Set task ▸
Below are some records; repeat them all exactly, minus the pictures.

· · · ·

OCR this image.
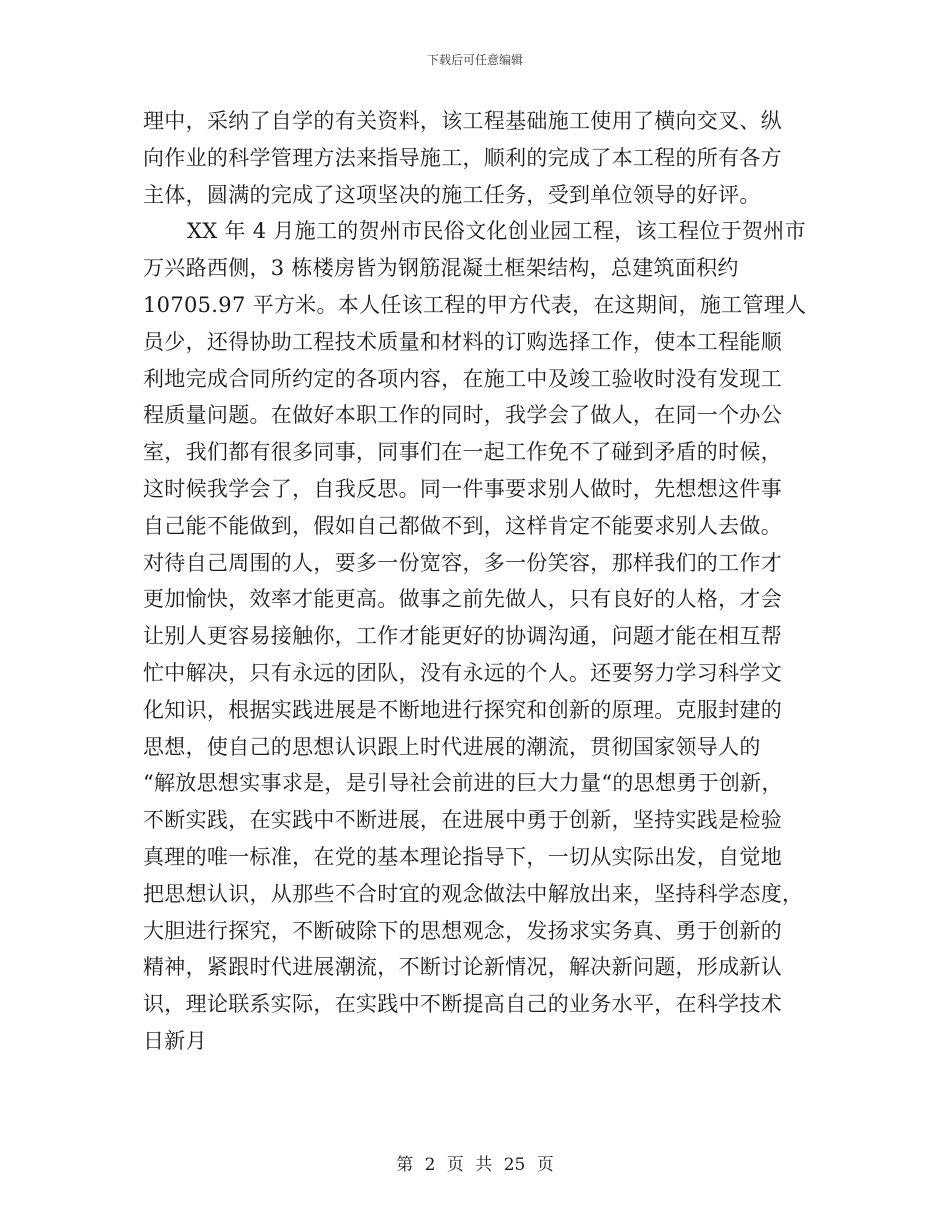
下载后可任意编辑
理中，采纳了自学的有关资料，该工程基础施工使用了横向交叉、纵
向作业的科学管理方法来指导施工，顺利的完成了本工程的所有各方
主体，圆满的完成了这项坚决的施工任务，受到单位领导的好评。
XX 年 4 月施工的贺州市民俗文化创业园工程，该工程位于贺州市
万兴路西侧，3 栋楼房皆为钢筋混凝土框架结构，总建筑面积约
10705.97 平方米。本人任该工程的甲方代表，在这期间，施工管理人
员少，还得协助工程技术质量和材料的订购选择工作，使本工程能顺
利地完成合同所约定的各项内容，在施工中及竣工验收时没有发现工
程质量问题。在做好本职工作的同时，我学会了做人，在同一个办公
室，我们都有很多同事，同事们在一起工作免不了碰到矛盾的时候，
这时候我学会了，自我反思。同一件事要求别人做时，先想想这件事
自己能不能做到，假如自己都做不到，这样肯定不能要求别人去做。
对待自己周围的人，要多一份宽容，多一份笑容，那样我们的工作才
更加愉快，效率才能更高。做事之前先做人，只有良好的人格，才会
让别人更容易接触你，工作才能更好的协调沟通，问题才能在相互帮
忙中解决，只有永远的团队，没有永远的个人。还要努力学习科学文
化知识，根据实践进展是不断地进行探究和创新的原理。克服封建的
思想，使自己的思想认识跟上时代进展的潮流，贯彻国家领导人的
“解放思想实事求是，是引导社会前进的巨大力量“的思想勇于创新，
不断实践，在实践中不断进展，在进展中勇于创新，坚持实践是检验
真理的唯一标准，在党的基本理论指导下，一切从实际出发，自觉地
把思想认识，从那些不合时宜的观念做法中解放出来，坚持科学态度，
大胆进行探究，不断破除下的思想观念，发扬求实务真、勇于创新的
精神，紧跟时代进展潮流，不断讨论新情况，解决新问题，形成新认
识，理论联系实际，在实践中不断提高自己的业务水平，在科学技术
日新月
第 2 页 共 25 页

· · · ·

Exercise result ▸
OCR this image.
下载后可任意编辑
理中，采纳了自学的有关资料，该工程基础施工使用了横向交叉、纵
向作业的科学管理方法来指导施工，顺利的完成了本工程的所有各方
主体，圆满的完成了这项坚决的施工任务，受到单位领导的好评。
XX 年 4 月施工的贺州市民俗文化创业园工程，该工程位于贺州市
万兴路西侧，3 栋楼房皆为钢筋混凝土框架结构，总建筑面积约
10705.97 平方米。本人任该工程的甲方代表，在这期间，施工管理人
员少，还得协助工程技术质量和材料的订购选择工作，使本工程能顺
利地完成合同所约定的各项内容，在施工中及竣工验收时没有发现工
程质量问题。在做好本职工作的同时，我学会了做人，在同一个办公
室，我们都有很多同事，同事们在一起工作免不了碰到矛盾的时候，
这时候我学会了，自我反思。同一件事要求别人做时，先想想这件事
自己能不能做到，假如自己都做不到，这样肯定不能要求别人去做。
对待自己周围的人，要多一份宽容，多一份笑容，那样我们的工作才
更加愉快，效率才能更高。做事之前先做人，只有良好的人格，才会
让别人更容易接触你，工作才能更好的协调沟通，问题才能在相互帮
忙中解决，只有永远的团队，没有永远的个人。还要努力学习科学文
化知识，根据实践进展是不断地进行探究和创新的原理。克服封建的
思想，使自己的思想认识跟上时代进展的潮流，贯彻国家领导人的
“解放思想实事求是，是引导社会前进的巨大力量“的思想勇于创新，
不断实践，在实践中不断进展，在进展中勇于创新，坚持实践是检验
真理的唯一标准，在党的基本理论指导下，一切从实际出发，自觉地
把思想认识，从那些不合时宜的观念做法中解放出来，坚持科学态度，
大胆进行探究，不断破除下的思想观念，发扬求实务真、勇于创新的
精神，紧跟时代进展潮流，不断讨论新情况，解决新问题，形成新认
识，理论联系实际，在实践中不断提高自己的业务水平，在科学技术
日新月
第 2 页 共 25 页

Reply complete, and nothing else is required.